Set exercise. Say how many lines contain "Provincial"; the answer is the number alone.

[Dataset records]
□ □ □ □ □
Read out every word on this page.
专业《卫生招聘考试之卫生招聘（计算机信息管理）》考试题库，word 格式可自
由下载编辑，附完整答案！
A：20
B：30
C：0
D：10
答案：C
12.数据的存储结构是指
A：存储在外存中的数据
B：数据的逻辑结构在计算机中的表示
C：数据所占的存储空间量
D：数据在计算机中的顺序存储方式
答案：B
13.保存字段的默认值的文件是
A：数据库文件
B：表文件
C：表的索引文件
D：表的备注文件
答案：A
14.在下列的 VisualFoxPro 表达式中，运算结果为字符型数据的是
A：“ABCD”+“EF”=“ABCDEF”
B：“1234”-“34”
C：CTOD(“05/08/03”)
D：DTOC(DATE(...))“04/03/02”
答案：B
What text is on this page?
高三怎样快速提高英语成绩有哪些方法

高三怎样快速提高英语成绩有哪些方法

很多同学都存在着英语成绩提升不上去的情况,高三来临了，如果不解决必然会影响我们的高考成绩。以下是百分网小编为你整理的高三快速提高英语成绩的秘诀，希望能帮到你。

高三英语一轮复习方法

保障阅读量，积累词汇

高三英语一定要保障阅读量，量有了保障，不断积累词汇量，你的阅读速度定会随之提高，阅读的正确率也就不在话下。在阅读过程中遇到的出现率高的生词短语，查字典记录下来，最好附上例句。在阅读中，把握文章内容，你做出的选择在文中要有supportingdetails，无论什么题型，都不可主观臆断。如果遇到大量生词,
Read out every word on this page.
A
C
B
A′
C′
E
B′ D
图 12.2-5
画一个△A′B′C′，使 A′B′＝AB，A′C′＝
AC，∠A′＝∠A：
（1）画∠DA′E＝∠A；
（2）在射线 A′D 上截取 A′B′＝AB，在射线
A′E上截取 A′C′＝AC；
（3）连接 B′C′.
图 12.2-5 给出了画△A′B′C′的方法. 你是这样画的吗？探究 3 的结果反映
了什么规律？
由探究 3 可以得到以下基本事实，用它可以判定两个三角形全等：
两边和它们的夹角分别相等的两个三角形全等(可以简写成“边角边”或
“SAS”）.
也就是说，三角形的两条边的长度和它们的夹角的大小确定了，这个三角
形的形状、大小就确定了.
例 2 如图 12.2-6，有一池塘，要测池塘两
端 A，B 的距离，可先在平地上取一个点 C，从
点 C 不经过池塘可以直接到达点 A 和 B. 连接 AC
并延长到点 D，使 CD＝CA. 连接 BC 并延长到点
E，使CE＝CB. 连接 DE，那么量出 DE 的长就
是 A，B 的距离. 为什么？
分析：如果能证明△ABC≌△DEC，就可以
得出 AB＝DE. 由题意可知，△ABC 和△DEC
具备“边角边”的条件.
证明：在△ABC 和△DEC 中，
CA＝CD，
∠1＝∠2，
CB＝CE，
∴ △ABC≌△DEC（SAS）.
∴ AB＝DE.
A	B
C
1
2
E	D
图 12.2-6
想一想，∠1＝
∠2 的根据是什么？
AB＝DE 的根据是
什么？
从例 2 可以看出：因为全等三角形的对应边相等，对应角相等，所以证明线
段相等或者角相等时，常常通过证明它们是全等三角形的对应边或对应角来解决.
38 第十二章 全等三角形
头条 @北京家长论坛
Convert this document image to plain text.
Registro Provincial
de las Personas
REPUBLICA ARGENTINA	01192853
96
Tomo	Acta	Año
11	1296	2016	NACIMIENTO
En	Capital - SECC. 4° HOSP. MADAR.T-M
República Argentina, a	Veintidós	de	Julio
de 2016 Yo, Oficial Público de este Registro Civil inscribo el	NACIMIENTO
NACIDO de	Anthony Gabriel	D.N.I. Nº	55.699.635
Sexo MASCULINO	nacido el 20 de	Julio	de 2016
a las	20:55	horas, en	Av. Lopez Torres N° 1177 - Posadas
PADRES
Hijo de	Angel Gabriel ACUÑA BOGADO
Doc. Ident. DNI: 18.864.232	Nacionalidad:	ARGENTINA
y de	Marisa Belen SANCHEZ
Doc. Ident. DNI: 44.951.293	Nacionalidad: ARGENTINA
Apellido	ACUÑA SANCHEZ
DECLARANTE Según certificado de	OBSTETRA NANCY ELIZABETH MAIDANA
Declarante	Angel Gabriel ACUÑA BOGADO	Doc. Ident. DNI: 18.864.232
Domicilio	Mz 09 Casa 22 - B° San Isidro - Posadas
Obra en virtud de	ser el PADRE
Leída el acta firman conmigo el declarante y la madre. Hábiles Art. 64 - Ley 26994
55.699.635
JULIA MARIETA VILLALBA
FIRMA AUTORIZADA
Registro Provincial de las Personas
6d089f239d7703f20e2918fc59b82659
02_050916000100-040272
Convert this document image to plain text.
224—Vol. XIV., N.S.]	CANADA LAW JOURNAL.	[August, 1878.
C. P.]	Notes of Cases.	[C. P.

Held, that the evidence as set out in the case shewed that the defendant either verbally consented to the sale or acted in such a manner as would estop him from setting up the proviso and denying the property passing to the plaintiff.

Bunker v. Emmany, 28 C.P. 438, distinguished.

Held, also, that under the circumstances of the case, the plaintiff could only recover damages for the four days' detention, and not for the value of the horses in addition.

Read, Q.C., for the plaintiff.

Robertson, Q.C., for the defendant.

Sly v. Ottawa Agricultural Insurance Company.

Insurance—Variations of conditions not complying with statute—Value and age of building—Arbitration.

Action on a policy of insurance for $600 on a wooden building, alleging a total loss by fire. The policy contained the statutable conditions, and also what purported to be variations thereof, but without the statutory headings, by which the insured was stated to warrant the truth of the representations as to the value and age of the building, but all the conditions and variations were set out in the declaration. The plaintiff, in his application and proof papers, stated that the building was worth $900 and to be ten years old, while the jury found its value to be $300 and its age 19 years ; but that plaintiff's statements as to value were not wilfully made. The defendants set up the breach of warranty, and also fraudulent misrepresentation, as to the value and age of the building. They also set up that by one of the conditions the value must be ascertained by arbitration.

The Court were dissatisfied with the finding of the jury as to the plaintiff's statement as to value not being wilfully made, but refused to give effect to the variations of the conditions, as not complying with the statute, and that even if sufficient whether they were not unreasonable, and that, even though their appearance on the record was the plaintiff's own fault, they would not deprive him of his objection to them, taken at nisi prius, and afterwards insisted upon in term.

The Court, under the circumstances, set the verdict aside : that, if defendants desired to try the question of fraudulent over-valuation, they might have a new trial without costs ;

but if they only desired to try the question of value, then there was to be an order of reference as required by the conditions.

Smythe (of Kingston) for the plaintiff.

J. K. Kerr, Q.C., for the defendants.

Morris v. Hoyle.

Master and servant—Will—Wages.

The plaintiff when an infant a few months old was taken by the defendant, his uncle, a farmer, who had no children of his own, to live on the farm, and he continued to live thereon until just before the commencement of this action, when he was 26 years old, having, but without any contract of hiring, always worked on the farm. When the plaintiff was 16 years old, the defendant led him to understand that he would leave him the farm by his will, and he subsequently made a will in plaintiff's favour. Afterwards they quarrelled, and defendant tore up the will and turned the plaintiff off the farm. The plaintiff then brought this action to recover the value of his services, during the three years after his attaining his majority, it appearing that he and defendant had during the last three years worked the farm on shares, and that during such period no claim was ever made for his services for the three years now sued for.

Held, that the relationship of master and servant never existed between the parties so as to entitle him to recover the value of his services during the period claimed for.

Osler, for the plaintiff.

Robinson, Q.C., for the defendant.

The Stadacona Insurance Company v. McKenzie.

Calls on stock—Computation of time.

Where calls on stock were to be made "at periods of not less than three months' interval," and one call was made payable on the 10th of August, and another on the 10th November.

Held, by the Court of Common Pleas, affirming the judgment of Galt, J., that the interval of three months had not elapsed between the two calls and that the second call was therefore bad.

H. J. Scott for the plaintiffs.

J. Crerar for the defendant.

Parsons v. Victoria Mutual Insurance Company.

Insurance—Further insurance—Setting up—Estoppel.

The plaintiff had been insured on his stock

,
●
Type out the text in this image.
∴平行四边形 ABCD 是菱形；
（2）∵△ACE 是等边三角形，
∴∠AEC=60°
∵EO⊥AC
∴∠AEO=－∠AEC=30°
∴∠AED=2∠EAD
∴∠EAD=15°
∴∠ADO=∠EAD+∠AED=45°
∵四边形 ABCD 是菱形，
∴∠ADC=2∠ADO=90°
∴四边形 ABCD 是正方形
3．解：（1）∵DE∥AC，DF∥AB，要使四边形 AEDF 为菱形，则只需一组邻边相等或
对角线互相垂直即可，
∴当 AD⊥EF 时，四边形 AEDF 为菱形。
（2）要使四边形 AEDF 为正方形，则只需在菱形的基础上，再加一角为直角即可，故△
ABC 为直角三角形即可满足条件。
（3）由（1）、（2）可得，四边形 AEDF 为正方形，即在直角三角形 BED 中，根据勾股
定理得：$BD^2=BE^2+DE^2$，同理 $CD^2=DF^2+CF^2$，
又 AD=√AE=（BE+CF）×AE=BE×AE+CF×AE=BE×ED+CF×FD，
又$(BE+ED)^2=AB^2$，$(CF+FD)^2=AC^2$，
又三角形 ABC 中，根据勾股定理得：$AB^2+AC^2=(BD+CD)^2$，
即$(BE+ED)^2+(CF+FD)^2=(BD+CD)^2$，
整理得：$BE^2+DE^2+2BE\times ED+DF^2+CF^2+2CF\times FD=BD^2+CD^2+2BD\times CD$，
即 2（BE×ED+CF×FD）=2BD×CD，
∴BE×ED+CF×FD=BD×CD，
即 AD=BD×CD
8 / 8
□ □ □ □ □
Task result. 2